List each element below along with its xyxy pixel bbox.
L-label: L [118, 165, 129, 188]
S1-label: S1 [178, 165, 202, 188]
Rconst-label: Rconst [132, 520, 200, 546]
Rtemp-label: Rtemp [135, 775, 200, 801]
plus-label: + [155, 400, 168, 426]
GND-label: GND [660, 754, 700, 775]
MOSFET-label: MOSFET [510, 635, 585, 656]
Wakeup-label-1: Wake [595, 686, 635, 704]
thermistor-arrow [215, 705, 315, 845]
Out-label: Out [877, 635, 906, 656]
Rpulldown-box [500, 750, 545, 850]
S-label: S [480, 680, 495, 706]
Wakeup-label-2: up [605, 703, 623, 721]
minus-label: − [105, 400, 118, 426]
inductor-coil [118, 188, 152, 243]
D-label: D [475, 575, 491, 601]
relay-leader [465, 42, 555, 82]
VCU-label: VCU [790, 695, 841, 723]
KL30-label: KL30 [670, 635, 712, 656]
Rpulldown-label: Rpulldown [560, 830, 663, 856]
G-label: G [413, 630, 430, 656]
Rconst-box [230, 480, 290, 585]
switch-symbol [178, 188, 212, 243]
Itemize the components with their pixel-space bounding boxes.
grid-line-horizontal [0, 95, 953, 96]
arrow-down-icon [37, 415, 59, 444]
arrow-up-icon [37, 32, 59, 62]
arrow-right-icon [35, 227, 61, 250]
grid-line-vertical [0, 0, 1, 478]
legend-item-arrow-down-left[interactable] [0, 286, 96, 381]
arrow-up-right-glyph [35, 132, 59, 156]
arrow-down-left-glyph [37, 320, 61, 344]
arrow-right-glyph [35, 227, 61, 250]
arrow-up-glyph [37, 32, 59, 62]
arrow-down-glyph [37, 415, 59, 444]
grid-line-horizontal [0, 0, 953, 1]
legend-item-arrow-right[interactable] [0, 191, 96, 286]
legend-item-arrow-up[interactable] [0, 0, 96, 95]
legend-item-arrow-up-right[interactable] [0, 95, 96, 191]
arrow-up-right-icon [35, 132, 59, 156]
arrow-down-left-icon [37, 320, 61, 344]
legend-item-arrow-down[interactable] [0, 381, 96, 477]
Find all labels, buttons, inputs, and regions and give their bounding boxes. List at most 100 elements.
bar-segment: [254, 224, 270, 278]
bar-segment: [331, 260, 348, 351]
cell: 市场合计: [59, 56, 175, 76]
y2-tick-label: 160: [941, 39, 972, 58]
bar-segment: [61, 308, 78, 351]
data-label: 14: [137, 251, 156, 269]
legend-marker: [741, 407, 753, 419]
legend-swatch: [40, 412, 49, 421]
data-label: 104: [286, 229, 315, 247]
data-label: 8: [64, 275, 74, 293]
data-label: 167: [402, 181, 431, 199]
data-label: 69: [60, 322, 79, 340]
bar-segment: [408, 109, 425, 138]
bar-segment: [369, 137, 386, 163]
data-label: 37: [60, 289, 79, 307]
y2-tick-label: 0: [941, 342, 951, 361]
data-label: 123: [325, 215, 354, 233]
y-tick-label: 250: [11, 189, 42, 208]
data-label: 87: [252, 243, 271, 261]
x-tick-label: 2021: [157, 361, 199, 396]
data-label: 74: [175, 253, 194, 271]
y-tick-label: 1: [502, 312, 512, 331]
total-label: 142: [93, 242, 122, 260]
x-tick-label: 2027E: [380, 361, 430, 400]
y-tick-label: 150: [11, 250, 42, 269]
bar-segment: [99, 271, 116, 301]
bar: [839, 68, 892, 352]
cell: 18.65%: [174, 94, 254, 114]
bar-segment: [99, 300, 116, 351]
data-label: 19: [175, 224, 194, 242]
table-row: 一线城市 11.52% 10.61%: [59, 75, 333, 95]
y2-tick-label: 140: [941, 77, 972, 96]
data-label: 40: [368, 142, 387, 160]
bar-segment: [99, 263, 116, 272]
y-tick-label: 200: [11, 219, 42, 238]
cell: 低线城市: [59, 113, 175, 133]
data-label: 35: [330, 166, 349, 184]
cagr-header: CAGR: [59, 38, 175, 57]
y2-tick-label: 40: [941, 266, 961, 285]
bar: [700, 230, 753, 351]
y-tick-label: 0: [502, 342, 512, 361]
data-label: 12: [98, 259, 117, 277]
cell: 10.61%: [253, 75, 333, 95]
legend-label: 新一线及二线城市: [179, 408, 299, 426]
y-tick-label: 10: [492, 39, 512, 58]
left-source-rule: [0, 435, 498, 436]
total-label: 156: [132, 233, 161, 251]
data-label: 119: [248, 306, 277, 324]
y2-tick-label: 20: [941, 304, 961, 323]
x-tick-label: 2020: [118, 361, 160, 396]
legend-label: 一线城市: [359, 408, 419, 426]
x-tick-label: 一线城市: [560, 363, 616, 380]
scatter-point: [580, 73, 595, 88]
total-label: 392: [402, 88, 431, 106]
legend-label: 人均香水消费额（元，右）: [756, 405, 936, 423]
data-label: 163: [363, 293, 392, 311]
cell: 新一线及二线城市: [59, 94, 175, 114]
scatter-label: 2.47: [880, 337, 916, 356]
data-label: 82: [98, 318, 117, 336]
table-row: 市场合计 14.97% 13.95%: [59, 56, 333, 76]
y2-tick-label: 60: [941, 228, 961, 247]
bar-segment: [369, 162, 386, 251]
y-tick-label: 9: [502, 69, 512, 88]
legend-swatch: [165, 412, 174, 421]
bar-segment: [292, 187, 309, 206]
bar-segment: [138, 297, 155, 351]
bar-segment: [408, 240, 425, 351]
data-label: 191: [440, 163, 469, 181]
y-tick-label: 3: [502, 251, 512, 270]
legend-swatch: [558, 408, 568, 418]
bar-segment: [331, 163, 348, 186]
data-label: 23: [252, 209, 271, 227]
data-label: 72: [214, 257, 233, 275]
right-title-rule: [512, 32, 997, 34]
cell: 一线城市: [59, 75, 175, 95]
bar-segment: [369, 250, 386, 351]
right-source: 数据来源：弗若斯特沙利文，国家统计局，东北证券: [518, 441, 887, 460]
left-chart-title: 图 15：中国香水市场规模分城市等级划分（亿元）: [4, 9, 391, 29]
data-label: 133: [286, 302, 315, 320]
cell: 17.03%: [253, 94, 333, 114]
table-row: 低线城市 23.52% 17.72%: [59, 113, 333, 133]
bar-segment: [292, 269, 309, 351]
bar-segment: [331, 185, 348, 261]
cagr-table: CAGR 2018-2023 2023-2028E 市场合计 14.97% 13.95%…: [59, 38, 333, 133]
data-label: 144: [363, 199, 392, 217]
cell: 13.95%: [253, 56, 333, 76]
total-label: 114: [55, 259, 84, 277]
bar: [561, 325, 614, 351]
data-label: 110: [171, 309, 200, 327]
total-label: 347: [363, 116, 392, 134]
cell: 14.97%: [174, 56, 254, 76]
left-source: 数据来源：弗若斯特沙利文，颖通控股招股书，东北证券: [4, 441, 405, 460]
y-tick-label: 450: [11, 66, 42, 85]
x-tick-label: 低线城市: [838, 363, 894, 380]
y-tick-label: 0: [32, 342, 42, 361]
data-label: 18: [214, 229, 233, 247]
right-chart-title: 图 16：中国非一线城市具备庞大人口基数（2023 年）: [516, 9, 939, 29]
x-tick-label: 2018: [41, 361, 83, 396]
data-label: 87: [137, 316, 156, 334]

◇ ◇ ◇ ◇ ◇

- REQUIREMENT: Please convert every line of the records above into a JSON list of strings, one string per line, leaving out any blank lines.

- CORRECT ANSWER:
[
  "List each element below along with its xyxy pixel bbox.",
  "L-label: L [118, 165, 129, 188]",
  "S1-label: S1 [178, 165, 202, 188]",
  "Rconst-label: Rconst [132, 520, 200, 546]",
  "Rtemp-label: Rtemp [135, 775, 200, 801]",
  "plus-label: + [155, 400, 168, 426]",
  "GND-label: GND [660, 754, 700, 775]",
  "MOSFET-label: MOSFET [510, 635, 585, 656]",
  "Wakeup-label-1: Wake [595, 686, 635, 704]",
  "thermistor-arrow [215, 705, 315, 845]",
  "Out-label: Out [877, 635, 906, 656]",
  "Rpulldown-box [500, 750, 545, 850]",
  "S-label: S [480, 680, 495, 706]",
  "Wakeup-label-2: up [605, 703, 623, 721]",
  "minus-label: − [105, 400, 118, 426]",
  "inductor-coil [118, 188, 152, 243]",
  "D-label: D [475, 575, 491, 601]",
  "relay-leader [465, 42, 555, 82]",
  "VCU-label: VCU [790, 695, 841, 723]",
  "KL30-label: KL30 [670, 635, 712, 656]",
  "Rpulldown-label: Rpulldown [560, 830, 663, 856]",
  "G-label: G [413, 630, 430, 656]",
  "Rconst-box [230, 480, 290, 585]",
  "switch-symbol [178, 188, 212, 243]",
  "Itemize the components with their pixel-space bounding boxes.",
  "grid-line-horizontal [0, 95, 953, 96]",
  "arrow-down-icon [37, 415, 59, 444]",
  "arrow-up-icon [37, 32, 59, 62]",
  "arrow-right-icon [35, 227, 61, 250]",
  "grid-line-vertical [0, 0, 1, 478]",
  "legend-item-arrow-down-left[interactable] [0, 286, 96, 381]",
  "arrow-up-right-glyph [35, 132, 59, 156]",
  "arrow-down-left-glyph [37, 320, 61, 344]",
  "arrow-right-glyph [35, 227, 61, 250]",
  "arrow-up-glyph [37, 32, 59, 62]",
  "arrow-down-glyph [37, 415, 59, 444]",
  "grid-line-horizontal [0, 0, 953, 1]",
  "legend-item-arrow-right[interactable] [0, 191, 96, 286]",
  "legend-item-arrow-up[interactable] [0, 0, 96, 95]",
  "legend-item-arrow-up-right[interactable] [0, 95, 96, 191]",
  "arrow-up-right-icon [35, 132, 59, 156]",
  "arrow-down-left-icon [37, 320, 61, 344]",
  "legend-item-arrow-down[interactable] [0, 381, 96, 477]",
  "Find all labels, buttons, inputs, and regions and give their bounding boxes. List at most 100 elements.",
  "bar-segment: [254, 224, 270, 278]",
  "bar-segment: [331, 260, 348, 351]",
  "cell: 市场合计: [59, 56, 175, 76]",
  "y2-tick-label: 160: [941, 39, 972, 58]",
  "bar-segment: [61, 308, 78, 351]",
  "data-label: 14: [137, 251, 156, 269]",
  "legend-marker: [741, 407, 753, 419]",
  "legend-swatch: [40, 412, 49, 421]",
  "data-label: 104: [286, 229, 315, 247]",
  "data-label: 8: [64, 275, 74, 293]",
  "data-label: 167: [402, 181, 431, 199]",
  "data-label: 69: [60, 322, 79, 340]",
  "bar-segment: [408, 109, 425, 138]",
  "bar-segment: [369, 137, 386, 163]",
  "data-label: 37: [60, 289, 79, 307]",
  "y2-tick-label: 0: [941, 342, 951, 361]",
  "data-label: 123: [325, 215, 354, 233]",
  "y-tick-label: 250: [11, 189, 42, 208]",
  "data-label: 87: [252, 243, 271, 261]",
  "x-tick-label: 2021: [157, 361, 199, 396]",
  "data-label: 74: [175, 253, 194, 271]",
  "y-tick-label: 1: [502, 312, 512, 331]",
  "total-label: 142: [93, 242, 122, 260]",
  "x-tick-label: 2027E: [380, 361, 430, 400]",
  "y-tick-label: 150: [11, 250, 42, 269]",
  "bar-segment: [99, 271, 116, 301]",
  "bar: [839, 68, 892, 352]",
  "cell: 18.65%: [174, 94, 254, 114]",
  "bar-segment: [99, 300, 116, 351]",
  "data-label: 19: [175, 224, 194, 242]",
  "table-row: 一线城市 11.52% 10.61%: [59, 75, 333, 95]",
  "y2-tick-label: 140: [941, 77, 972, 96]",
  "data-label: 40: [368, 142, 387, 160]",
  "bar-segment: [99, 263, 116, 272]",
  "y-tick-label: 200: [11, 219, 42, 238]",
  "cell: 低线城市: [59, 113, 175, 133]",
  "data-label: 35: [330, 166, 349, 184]",
  "cagr-header: CAGR: [59, 38, 175, 57]",
  "y2-tick-label: 40: [941, 266, 961, 285]",
  "bar: [700, 230, 753, 351]",
  "y-tick-label: 0: [502, 342, 512, 361]",
  "data-label: 12: [98, 259, 117, 277]",
  "cell: 10.61%: [253, 75, 333, 95]",
  "legend-label: 新一线及二线城市: [179, 408, 299, 426]",
  "y-tick-label: 10: [492, 39, 512, 58]",
  "left-source-rule: [0, 435, 498, 436]",
  "total-label: 156: [132, 233, 161, 251]",
  "data-label: 119: [248, 306, 277, 324]",
  "y2-tick-label: 20: [941, 304, 961, 323]",
  "x-tick-label: 2020: [118, 361, 160, 396]",
  "legend-label: 一线城市: [359, 408, 419, 426]",
  "x-tick-label: 一线城市: [560, 363, 616, 380]",
  "scatter-point: [580, 73, 595, 88]",
  "total-label: 392: [402, 88, 431, 106]",
  "legend-label: 人均香水消费额（元，右）: [756, 405, 936, 423]",
  "data-label: 163: [363, 293, 392, 311]",
  "cell: 新一线及二线城市: [59, 94, 175, 114]",
  "scatter-label: 2.47: [880, 337, 916, 356]",
  "data-label: 82: [98, 318, 117, 336]",
  "table-row: 市场合计 14.97% 13.95%: [59, 56, 333, 76]",
  "y2-tick-label: 60: [941, 228, 961, 247]",
  "bar-segment: [369, 162, 386, 251]",
  "y-tick-label: 9: [502, 69, 512, 88]",
  "legend-swatch: [165, 412, 174, 421]",
  "bar-segment: [292, 187, 309, 206]",
  "bar-segment: [138, 297, 155, 351]",
  "bar-segment: [408, 240, 425, 351]",
  "data-label: 191: [440, 163, 469, 181]",
  "y-tick-label: 3: [502, 251, 512, 270]",
  "legend-swatch: [558, 408, 568, 418]",
  "bar-segment: [331, 163, 348, 186]",
  "data-label: 23: [252, 209, 271, 227]",
  "data-label: 72: [214, 257, 233, 275]",
  "right-title-rule: [512, 32, 997, 34]",
  "cell: 一线城市: [59, 75, 175, 95]",
  "bar-segment: [369, 250, 386, 351]",
  "right-source: 数据来源：弗若斯特沙利文，国家统计局，东北证券: [518, 441, 887, 460]",
  "left-chart-title: 图 15：中国香水市场规模分城市等级划分（亿元）: [4, 9, 391, 29]",
  "data-label: 133: [286, 302, 315, 320]",
  "cell: 17.03%: [253, 94, 333, 114]",
  "table-row: 低线城市 23.52% 17.72%: [59, 113, 333, 133]",
  "bar-segment: [292, 269, 309, 351]",
  "bar-segment: [331, 185, 348, 261]",
  "cagr-table: CAGR 2018-2023 2023-2028E 市场合计 14.97% 13.95%…: [59, 38, 333, 133]",
  "data-label: 144: [363, 199, 392, 217]",
  "cell: 13.95%: [253, 56, 333, 76]",
  "total-label: 114: [55, 259, 84, 277]",
  "bar: [561, 325, 614, 351]",
  "data-label: 110: [171, 309, 200, 327]",
  "total-label: 347: [363, 116, 392, 134]",
  "cell: 14.97%: [174, 56, 254, 76]",
  "left-source: 数据来源：弗若斯特沙利文，颖通控股招股书，东北证券: [4, 441, 405, 460]",
  "y-tick-label: 450: [11, 66, 42, 85]",
  "x-tick-label: 低线城市: [838, 363, 894, 380]",
  "y-tick-label: 0: [32, 342, 42, 361]",
  "data-label: 18: [214, 229, 233, 247]",
  "right-chart-title: 图 16：中国非一线城市具备庞大人口基数（2023 年）: [516, 9, 939, 29]",
  "x-tick-label: 2018: [41, 361, 83, 396]",
  "data-label: 87: [137, 316, 156, 334]"
]